Do this: From the listing below, pull out the lines that hold "name".

══ Task material

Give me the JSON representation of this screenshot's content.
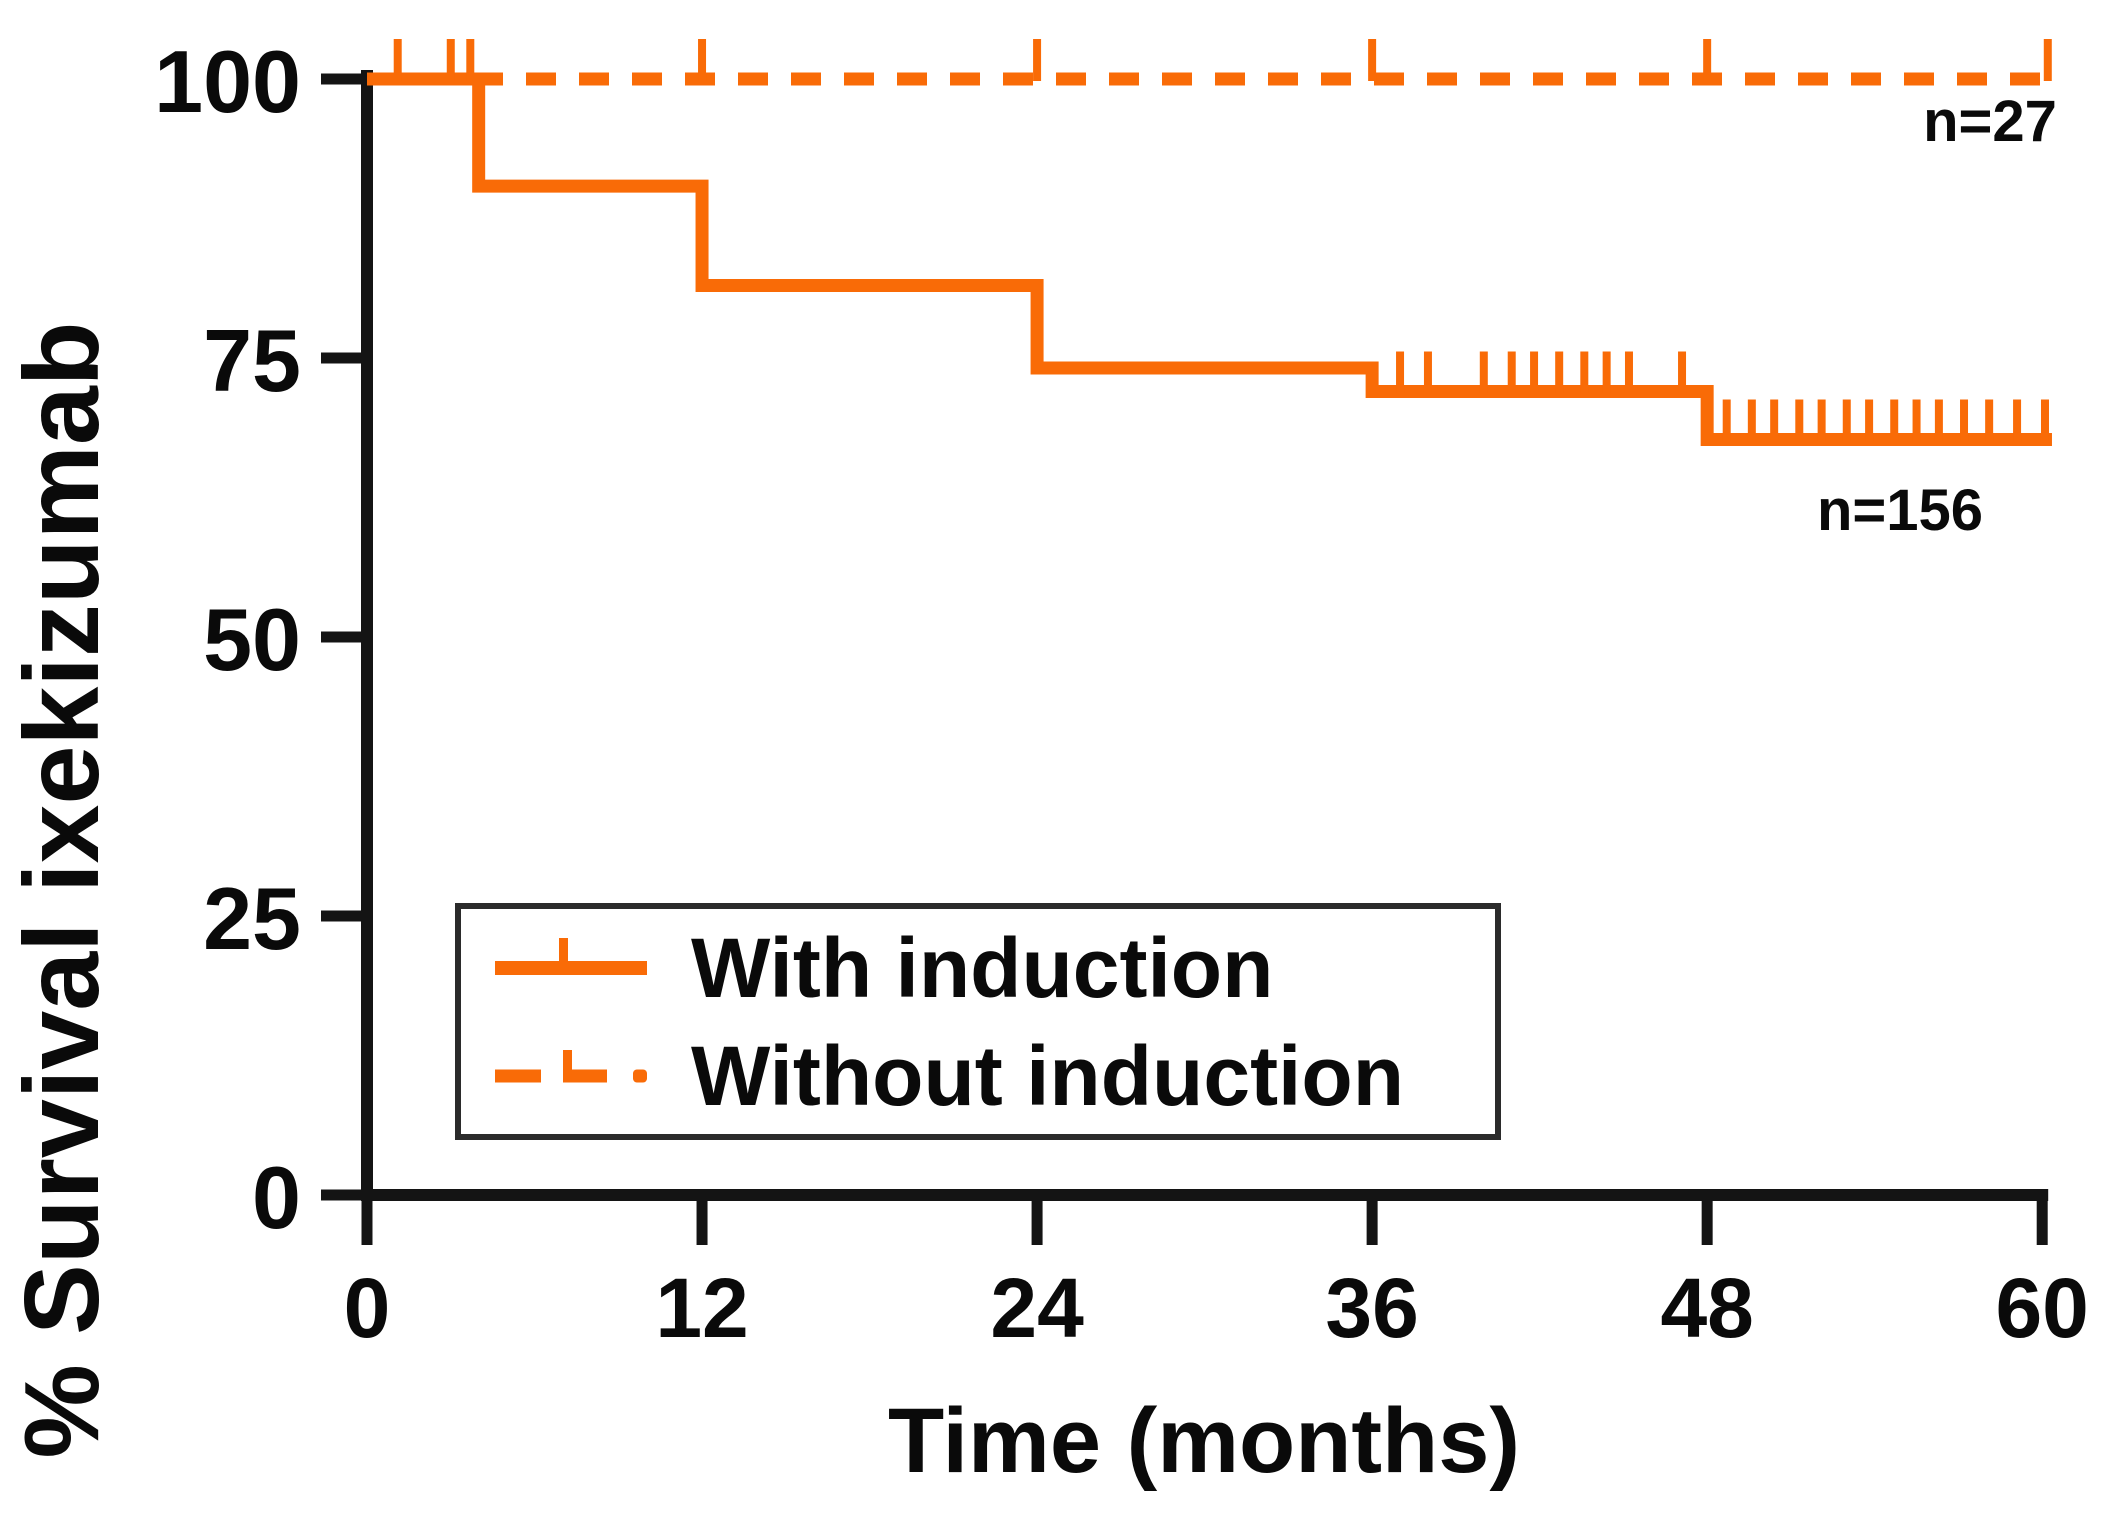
{
  "figure": {
    "colors": {
      "curve_orange": "#F96B07",
      "axis_black": "#141414",
      "text_black": "#0a0a0a",
      "legend_border": "#2b2b2b",
      "background": "#ffffff"
    }
  },
  "chart_data": {
    "type": "line",
    "subtype": "kaplan-meier-step",
    "title": "",
    "xlabel": "Time (months)",
    "ylabel": "% Survival ixekizumab",
    "xlim": [
      0,
      60
    ],
    "ylim": [
      0,
      100
    ],
    "x_ticks": [
      0,
      12,
      24,
      36,
      48,
      60
    ],
    "y_ticks": [
      0,
      25,
      50,
      75,
      100
    ],
    "grid": false,
    "legend_position": "lower left",
    "series": [
      {
        "name": "With induction",
        "n_label": "n=156",
        "line_style": "solid",
        "steps": [
          [
            0,
            100
          ],
          [
            4,
            100
          ],
          [
            4,
            90.4
          ],
          [
            12,
            90.4
          ],
          [
            12,
            81.5
          ],
          [
            24,
            81.5
          ],
          [
            24,
            74.1
          ],
          [
            36,
            74.1
          ],
          [
            36,
            72.0
          ],
          [
            48,
            72.0
          ],
          [
            48,
            67.7
          ],
          [
            60.35,
            67.7
          ]
        ],
        "censor_marks": [
          [
            1.1,
            100
          ],
          [
            3.0,
            100
          ],
          [
            3.7,
            100
          ],
          [
            37,
            72.0
          ],
          [
            38,
            72.0
          ],
          [
            40,
            72.0
          ],
          [
            41,
            72.0
          ],
          [
            41.8,
            72.0
          ],
          [
            42.7,
            72.0
          ],
          [
            43.6,
            72.0
          ],
          [
            44.4,
            72.0
          ],
          [
            45.2,
            72.0
          ],
          [
            47.1,
            72.0
          ],
          [
            48.7,
            67.7
          ],
          [
            49.6,
            67.7
          ],
          [
            50.4,
            67.7
          ],
          [
            51.3,
            67.7
          ],
          [
            52.1,
            67.7
          ],
          [
            53.0,
            67.7
          ],
          [
            53.8,
            67.7
          ],
          [
            54.7,
            67.7
          ],
          [
            55.5,
            67.7
          ],
          [
            56.3,
            67.7
          ],
          [
            57.2,
            67.7
          ],
          [
            58.1,
            67.7
          ],
          [
            59.1,
            67.7
          ],
          [
            60.1,
            67.7
          ]
        ]
      },
      {
        "name": "Without induction",
        "n_label": "n=27",
        "line_style": "dashed",
        "steps": [
          [
            0,
            100
          ],
          [
            60.3,
            100
          ]
        ],
        "censor_marks": [
          [
            12,
            100
          ],
          [
            24,
            100
          ],
          [
            36,
            100
          ],
          [
            48,
            100
          ],
          [
            60.2,
            100
          ]
        ]
      }
    ]
  },
  "legend": {
    "items": [
      {
        "label": "With induction",
        "style": "solid"
      },
      {
        "label": "Without induction",
        "style": "dashed"
      }
    ]
  },
  "annotations": {
    "n_without": "n=27",
    "n_with": "n=156"
  }
}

════

Exercise answer:
        "name": "With induction",
        "name": "Without induction",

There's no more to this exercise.